Below is a listing; copy all of it exactly.
╭─ RECORDS SHOWN
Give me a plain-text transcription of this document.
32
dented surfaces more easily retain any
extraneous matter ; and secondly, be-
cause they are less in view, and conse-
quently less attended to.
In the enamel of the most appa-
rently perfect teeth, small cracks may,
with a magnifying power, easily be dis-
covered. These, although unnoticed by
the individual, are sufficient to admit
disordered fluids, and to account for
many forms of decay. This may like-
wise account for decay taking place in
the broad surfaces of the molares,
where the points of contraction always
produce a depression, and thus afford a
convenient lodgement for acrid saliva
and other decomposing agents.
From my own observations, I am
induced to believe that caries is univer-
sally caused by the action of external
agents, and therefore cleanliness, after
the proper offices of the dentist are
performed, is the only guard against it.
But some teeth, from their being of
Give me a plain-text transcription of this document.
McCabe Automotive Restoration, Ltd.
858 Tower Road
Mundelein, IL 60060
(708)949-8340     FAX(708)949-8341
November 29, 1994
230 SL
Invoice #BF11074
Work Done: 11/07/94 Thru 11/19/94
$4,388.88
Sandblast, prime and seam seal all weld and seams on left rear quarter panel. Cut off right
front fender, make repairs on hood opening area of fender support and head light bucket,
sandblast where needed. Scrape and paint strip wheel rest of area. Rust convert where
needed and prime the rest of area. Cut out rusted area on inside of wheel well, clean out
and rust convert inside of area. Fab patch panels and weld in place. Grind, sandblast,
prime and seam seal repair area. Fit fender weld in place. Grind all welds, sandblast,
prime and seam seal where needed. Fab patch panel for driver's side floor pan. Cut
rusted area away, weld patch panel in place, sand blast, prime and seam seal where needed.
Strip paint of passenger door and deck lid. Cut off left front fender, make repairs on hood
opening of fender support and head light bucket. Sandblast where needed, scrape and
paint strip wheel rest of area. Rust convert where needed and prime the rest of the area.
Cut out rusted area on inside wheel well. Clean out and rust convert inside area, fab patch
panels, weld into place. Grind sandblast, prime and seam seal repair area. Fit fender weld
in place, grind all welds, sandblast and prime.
╰─
▸ TASK ANSWER:
Give me a plain-text transcription of this document.
32
dented surfaces more easily retain any
extraneous matter ; and secondly, be-
cause they are less in view, and conse-
quently less attended to.
In the enamel of the most appa-
rently perfect teeth, small cracks may,
with a magnifying power, easily be dis-
covered. These, although unnoticed by
the individual, are sufficient to admit
disordered fluids, and to account for
many forms of decay. This may like-
wise account for decay taking place in
the broad surfaces of the molares,
where the points of contraction always
produce a depression, and thus afford a
convenient lodgement for acrid saliva
and other decomposing agents.
From my own observations, I am
induced to believe that caries is univer-
sally caused by the action of external
agents, and therefore cleanliness, after
the proper offices of the dentist are
performed, is the only guard against it.
But some teeth, from their being of
Give me a plain-text transcription of this document.
McCabe Automotive Restoration, Ltd.
858 Tower Road
Mundelein, IL 60060
(708)949-8340     FAX(708)949-8341
November 29, 1994
230 SL
Invoice #BF11074
Work Done: 11/07/94 Thru 11/19/94
$4,388.88
Sandblast, prime and seam seal all weld and seams on left rear quarter panel. Cut off right
front fender, make repairs on hood opening area of fender support and head light bucket,
sandblast where needed. Scrape and paint strip wheel rest of area. Rust convert where
needed and prime the rest of area. Cut out rusted area on inside of wheel well, clean out
and rust convert inside of area. Fab patch panels and weld in place. Grind, sandblast,
prime and seam seal repair area. Fit fender weld in place. Grind all welds, sandblast,
prime and seam seal where needed. Fab patch panel for driver's side floor pan. Cut
rusted area away, weld patch panel in place, sand blast, prime and seam seal where needed.
Strip paint of passenger door and deck lid. Cut off left front fender, make repairs on hood
opening of fender support and head light bucket. Sandblast where needed, scrape and
paint strip wheel rest of area. Rust convert where needed and prime the rest of the area.
Cut out rusted area on inside wheel well. Clean out and rust convert inside area, fab patch
panels, weld into place. Grind sandblast, prime and seam seal repair area. Fit fender weld
in place, grind all welds, sandblast and prime.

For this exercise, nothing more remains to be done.